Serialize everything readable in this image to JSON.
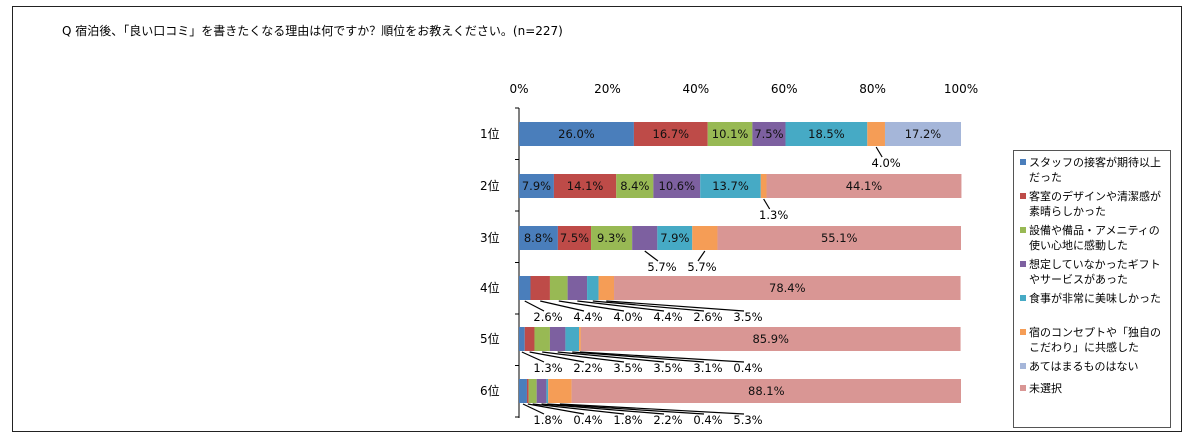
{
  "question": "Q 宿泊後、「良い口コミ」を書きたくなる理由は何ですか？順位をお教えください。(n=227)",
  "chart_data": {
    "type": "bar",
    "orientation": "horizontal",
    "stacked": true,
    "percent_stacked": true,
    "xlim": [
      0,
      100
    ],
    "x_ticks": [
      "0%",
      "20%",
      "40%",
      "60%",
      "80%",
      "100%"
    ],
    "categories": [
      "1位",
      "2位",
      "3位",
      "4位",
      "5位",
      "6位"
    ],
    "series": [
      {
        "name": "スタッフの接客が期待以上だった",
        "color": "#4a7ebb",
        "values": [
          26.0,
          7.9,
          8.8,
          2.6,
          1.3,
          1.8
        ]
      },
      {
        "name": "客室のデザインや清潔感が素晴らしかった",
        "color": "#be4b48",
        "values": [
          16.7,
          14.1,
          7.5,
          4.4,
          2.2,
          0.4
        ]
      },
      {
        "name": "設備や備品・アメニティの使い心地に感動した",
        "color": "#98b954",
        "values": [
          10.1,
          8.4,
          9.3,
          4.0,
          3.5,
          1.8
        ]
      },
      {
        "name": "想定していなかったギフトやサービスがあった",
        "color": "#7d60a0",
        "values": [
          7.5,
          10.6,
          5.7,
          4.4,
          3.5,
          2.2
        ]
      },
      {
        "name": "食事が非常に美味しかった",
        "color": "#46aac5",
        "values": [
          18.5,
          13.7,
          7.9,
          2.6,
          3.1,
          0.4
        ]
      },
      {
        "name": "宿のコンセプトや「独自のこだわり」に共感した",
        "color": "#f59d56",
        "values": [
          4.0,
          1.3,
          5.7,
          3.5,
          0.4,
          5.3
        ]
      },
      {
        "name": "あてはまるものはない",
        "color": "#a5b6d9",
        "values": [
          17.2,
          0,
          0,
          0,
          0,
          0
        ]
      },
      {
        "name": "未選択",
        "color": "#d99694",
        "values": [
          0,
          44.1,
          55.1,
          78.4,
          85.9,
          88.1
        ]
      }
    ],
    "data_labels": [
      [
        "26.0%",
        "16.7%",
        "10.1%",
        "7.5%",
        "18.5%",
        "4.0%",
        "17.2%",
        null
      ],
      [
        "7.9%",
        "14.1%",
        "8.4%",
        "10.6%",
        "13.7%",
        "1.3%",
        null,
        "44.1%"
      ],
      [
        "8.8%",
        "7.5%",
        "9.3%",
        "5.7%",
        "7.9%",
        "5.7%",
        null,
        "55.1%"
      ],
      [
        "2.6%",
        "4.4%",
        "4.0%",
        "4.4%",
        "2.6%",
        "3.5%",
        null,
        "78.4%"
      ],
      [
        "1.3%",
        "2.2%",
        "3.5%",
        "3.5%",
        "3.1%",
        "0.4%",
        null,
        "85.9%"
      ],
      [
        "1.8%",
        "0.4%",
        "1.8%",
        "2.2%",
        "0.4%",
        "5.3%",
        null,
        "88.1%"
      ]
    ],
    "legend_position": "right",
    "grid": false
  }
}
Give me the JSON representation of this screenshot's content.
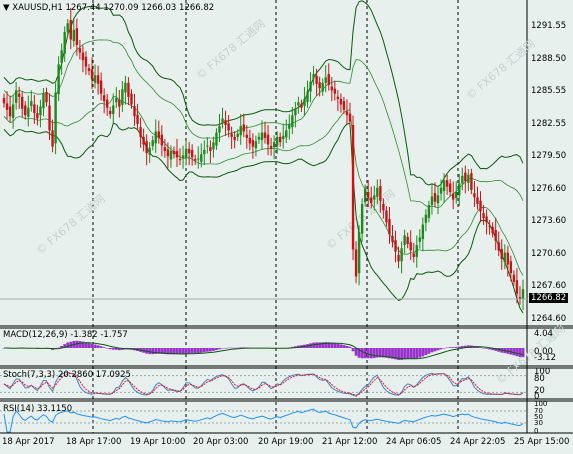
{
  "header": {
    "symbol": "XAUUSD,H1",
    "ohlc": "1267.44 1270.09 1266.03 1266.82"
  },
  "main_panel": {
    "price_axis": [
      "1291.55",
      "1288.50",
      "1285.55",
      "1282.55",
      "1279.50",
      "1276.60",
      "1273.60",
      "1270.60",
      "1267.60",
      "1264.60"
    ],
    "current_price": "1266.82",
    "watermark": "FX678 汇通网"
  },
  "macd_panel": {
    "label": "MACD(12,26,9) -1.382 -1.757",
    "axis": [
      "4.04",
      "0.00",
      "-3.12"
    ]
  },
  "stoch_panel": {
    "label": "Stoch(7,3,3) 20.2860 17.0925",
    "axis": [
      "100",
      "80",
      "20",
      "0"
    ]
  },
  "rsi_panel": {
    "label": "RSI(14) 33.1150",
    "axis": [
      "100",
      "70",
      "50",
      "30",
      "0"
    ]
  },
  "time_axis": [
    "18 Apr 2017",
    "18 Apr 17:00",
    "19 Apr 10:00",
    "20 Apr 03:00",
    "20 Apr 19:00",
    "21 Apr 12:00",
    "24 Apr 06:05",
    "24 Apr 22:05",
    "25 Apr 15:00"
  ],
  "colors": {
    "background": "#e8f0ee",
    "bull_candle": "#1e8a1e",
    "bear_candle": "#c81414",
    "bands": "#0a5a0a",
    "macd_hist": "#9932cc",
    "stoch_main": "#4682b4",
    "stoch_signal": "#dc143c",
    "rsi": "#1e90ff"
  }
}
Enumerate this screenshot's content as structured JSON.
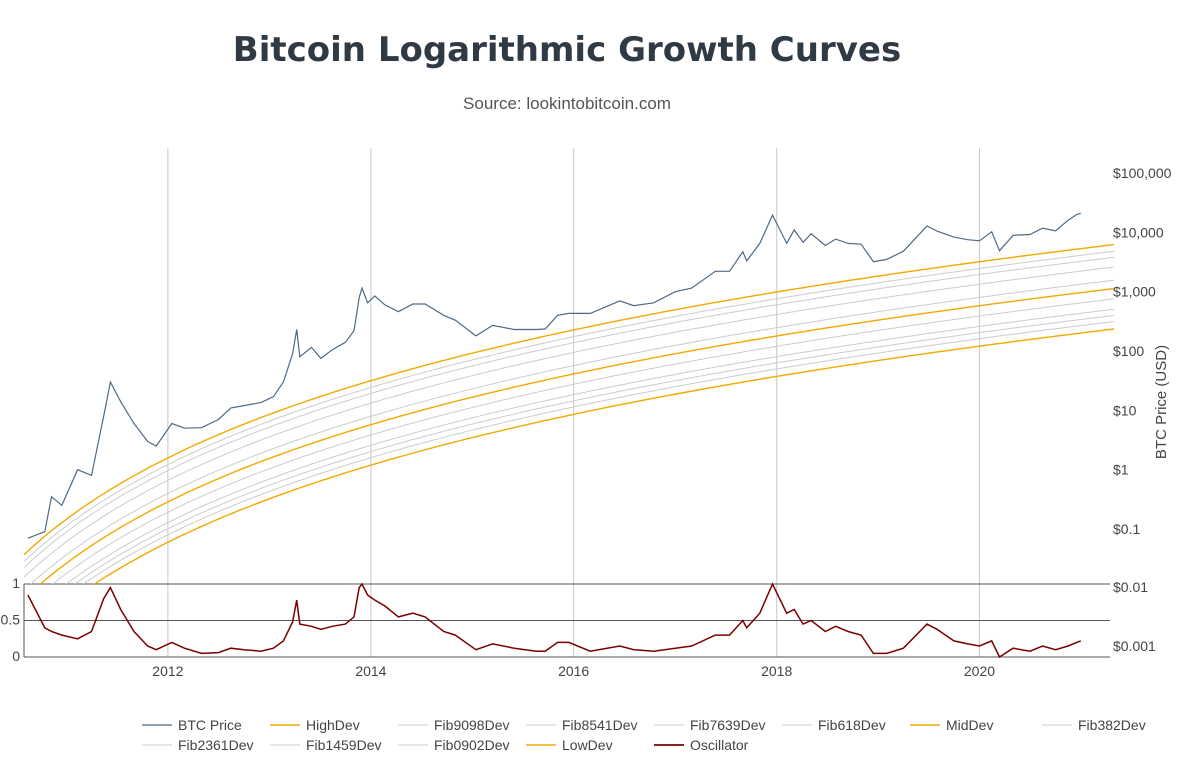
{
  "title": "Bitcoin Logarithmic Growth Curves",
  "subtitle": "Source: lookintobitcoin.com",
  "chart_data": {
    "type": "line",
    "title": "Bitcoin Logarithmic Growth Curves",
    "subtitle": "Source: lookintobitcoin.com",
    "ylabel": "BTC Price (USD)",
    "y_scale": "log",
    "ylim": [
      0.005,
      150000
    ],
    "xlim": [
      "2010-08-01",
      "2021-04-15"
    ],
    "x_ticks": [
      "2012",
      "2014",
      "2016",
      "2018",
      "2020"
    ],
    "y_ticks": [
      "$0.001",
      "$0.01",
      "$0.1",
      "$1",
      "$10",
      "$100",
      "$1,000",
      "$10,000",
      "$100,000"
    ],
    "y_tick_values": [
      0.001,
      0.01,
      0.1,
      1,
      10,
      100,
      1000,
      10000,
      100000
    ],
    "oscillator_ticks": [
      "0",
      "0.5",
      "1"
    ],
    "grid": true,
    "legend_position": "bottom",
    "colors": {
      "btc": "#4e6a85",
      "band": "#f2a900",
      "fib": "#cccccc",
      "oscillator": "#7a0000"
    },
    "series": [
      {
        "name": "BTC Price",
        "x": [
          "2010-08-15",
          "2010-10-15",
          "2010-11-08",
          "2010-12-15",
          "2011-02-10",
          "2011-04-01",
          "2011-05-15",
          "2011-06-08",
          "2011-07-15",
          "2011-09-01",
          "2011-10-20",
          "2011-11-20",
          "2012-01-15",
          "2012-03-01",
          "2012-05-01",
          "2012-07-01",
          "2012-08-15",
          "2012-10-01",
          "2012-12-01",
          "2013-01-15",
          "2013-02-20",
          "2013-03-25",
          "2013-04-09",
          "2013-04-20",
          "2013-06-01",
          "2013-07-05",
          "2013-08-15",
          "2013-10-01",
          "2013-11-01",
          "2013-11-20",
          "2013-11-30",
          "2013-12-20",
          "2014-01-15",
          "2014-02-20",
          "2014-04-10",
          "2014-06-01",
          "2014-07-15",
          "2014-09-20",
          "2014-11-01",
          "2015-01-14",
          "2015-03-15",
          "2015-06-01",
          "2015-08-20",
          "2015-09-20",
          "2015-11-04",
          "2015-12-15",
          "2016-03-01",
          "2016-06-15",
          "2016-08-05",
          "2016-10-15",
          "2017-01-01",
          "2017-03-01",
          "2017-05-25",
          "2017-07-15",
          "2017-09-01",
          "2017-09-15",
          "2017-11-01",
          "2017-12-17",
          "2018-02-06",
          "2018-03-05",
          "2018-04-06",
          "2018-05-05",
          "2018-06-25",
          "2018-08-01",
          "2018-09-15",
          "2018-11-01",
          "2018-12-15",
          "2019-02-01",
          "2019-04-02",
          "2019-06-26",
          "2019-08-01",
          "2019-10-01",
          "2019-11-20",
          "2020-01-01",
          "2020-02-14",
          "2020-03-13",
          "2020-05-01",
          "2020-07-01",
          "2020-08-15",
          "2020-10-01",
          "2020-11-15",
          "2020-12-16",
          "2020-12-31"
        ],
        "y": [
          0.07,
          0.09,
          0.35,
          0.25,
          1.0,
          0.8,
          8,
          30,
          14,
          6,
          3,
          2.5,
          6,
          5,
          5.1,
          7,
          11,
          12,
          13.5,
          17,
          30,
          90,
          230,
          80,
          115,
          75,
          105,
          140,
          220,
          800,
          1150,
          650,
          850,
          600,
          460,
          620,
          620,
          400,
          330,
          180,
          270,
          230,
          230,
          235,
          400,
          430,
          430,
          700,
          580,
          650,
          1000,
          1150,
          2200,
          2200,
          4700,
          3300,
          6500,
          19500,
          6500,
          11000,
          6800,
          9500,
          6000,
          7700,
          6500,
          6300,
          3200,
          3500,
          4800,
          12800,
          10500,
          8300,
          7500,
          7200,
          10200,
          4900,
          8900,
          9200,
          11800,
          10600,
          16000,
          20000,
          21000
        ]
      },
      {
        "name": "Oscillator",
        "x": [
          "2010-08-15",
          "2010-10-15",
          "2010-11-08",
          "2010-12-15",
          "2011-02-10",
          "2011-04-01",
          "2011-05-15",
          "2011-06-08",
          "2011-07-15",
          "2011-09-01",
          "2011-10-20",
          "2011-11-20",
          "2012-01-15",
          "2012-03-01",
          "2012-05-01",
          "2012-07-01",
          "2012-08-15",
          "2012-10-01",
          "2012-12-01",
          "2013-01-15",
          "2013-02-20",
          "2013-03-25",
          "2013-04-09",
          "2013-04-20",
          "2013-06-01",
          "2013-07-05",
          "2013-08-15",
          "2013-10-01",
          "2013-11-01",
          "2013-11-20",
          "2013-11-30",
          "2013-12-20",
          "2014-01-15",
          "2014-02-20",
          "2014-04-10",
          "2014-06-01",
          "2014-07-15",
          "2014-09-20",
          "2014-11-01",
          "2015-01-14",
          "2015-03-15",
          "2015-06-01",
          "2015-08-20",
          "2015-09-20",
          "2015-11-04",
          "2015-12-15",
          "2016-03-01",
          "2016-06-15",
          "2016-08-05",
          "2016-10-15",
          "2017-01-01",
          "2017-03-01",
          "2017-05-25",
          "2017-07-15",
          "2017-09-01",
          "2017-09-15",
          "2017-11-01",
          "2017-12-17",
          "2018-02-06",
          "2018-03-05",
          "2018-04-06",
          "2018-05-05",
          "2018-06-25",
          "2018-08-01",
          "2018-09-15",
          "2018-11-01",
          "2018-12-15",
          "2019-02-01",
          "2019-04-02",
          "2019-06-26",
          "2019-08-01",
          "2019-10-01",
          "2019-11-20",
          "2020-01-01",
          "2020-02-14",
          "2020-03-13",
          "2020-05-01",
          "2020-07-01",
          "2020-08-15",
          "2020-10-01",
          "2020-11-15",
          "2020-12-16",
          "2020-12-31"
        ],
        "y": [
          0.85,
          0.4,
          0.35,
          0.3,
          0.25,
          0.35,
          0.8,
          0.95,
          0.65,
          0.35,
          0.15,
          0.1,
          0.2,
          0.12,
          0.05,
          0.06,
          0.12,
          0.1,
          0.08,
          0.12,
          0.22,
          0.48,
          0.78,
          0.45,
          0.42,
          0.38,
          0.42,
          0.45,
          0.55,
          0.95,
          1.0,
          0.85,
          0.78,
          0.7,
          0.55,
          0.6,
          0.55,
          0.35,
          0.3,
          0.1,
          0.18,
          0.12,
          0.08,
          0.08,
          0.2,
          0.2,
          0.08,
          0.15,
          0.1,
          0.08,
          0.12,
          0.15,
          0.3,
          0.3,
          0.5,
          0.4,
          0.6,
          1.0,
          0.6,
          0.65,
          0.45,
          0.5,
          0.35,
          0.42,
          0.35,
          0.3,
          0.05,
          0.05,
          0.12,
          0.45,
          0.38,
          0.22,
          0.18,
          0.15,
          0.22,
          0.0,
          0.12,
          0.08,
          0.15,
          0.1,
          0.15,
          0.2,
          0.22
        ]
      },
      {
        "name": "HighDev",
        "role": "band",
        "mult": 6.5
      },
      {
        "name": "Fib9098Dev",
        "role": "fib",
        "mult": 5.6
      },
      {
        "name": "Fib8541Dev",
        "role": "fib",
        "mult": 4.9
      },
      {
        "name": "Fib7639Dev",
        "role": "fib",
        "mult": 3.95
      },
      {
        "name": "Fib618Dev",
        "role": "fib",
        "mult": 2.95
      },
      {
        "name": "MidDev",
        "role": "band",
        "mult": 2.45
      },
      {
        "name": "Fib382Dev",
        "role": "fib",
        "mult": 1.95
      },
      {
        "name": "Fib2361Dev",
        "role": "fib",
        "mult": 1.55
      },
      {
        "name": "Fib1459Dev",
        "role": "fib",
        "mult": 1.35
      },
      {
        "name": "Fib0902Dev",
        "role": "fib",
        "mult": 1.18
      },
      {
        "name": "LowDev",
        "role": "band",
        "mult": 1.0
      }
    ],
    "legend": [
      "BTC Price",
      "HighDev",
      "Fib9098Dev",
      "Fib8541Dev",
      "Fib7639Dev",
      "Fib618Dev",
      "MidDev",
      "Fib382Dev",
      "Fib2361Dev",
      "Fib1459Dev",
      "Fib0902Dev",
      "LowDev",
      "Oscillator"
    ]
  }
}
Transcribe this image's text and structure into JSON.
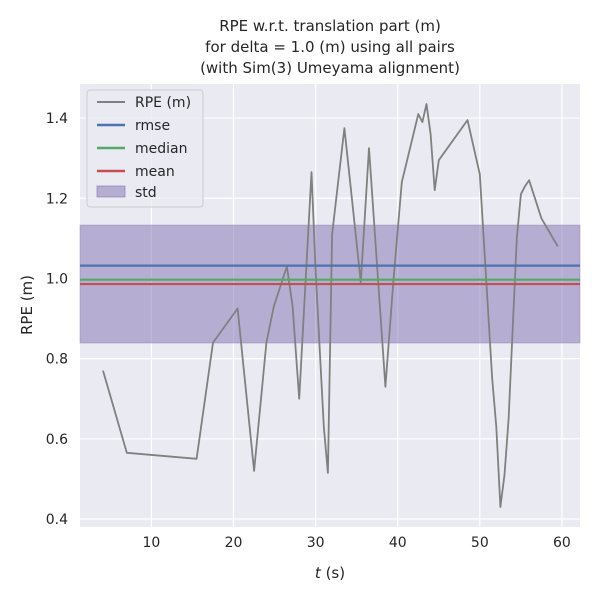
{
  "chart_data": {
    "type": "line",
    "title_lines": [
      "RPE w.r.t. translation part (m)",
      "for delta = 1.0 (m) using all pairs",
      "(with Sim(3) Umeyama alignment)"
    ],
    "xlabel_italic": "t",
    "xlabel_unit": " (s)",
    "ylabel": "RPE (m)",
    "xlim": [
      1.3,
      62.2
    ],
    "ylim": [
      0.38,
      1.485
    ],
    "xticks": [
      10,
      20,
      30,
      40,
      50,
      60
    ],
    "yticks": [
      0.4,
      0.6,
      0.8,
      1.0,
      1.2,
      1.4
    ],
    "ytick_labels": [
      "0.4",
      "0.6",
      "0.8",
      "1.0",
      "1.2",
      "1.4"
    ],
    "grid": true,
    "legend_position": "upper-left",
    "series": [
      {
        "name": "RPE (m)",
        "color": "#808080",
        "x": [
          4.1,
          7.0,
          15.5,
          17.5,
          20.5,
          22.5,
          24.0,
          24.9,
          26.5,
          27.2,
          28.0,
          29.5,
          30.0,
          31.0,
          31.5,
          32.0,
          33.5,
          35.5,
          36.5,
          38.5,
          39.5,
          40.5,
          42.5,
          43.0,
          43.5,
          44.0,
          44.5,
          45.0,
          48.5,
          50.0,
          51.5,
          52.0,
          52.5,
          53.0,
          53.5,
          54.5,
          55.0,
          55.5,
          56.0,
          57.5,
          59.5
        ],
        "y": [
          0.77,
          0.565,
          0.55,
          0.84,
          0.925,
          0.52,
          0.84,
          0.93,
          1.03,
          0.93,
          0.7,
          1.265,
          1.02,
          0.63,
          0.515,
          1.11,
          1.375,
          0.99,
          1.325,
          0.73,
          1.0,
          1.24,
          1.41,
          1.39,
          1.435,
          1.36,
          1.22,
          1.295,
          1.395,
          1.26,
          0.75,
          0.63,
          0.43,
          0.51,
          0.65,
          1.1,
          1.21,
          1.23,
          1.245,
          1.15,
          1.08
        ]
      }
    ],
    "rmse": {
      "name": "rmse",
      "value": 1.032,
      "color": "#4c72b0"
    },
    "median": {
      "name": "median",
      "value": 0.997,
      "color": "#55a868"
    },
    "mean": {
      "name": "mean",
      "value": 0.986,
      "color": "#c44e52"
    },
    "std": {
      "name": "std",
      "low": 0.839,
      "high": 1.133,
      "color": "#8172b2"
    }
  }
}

### THE PROBLEM
Collect the lines of the records that include the string "content".

### RESPONSE BELOW
Give me the JSON representation of this screenshot's content.
Enumerate this screenshot's content as structured JSON.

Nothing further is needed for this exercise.